BEGIN Data supplied

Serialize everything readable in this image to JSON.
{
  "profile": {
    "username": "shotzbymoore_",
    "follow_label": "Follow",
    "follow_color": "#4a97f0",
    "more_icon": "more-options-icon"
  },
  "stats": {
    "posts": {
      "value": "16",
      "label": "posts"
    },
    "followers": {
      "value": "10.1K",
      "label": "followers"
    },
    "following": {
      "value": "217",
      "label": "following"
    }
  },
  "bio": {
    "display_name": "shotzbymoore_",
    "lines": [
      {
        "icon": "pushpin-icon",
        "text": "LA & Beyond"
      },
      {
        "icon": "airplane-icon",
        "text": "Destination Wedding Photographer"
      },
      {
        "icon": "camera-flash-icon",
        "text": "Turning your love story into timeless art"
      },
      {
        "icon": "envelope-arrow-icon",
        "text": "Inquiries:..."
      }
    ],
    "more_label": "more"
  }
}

END Data supplied

> **Exercise prompt**
Recopy the entries above exactly, with every line included.

> **Response below**
Serialize everything readable in this image to JSON.
{
  "profile": {
    "username": "shotzbymoore_",
    "follow_label": "Follow",
    "follow_color": "#4a97f0",
    "more_icon": "more-options-icon"
  },
  "stats": {
    "posts": {
      "value": "16",
      "label": "posts"
    },
    "followers": {
      "value": "10.1K",
      "label": "followers"
    },
    "following": {
      "value": "217",
      "label": "following"
    }
  },
  "bio": {
    "display_name": "shotzbymoore_",
    "lines": [
      {
        "icon": "pushpin-icon",
        "text": "LA & Beyond"
      },
      {
        "icon": "airplane-icon",
        "text": "Destination Wedding Photographer"
      },
      {
        "icon": "camera-flash-icon",
        "text": "Turning your love story into timeless art"
      },
      {
        "icon": "envelope-arrow-icon",
        "text": "Inquiries:..."
      }
    ],
    "more_label": "more"
  }
}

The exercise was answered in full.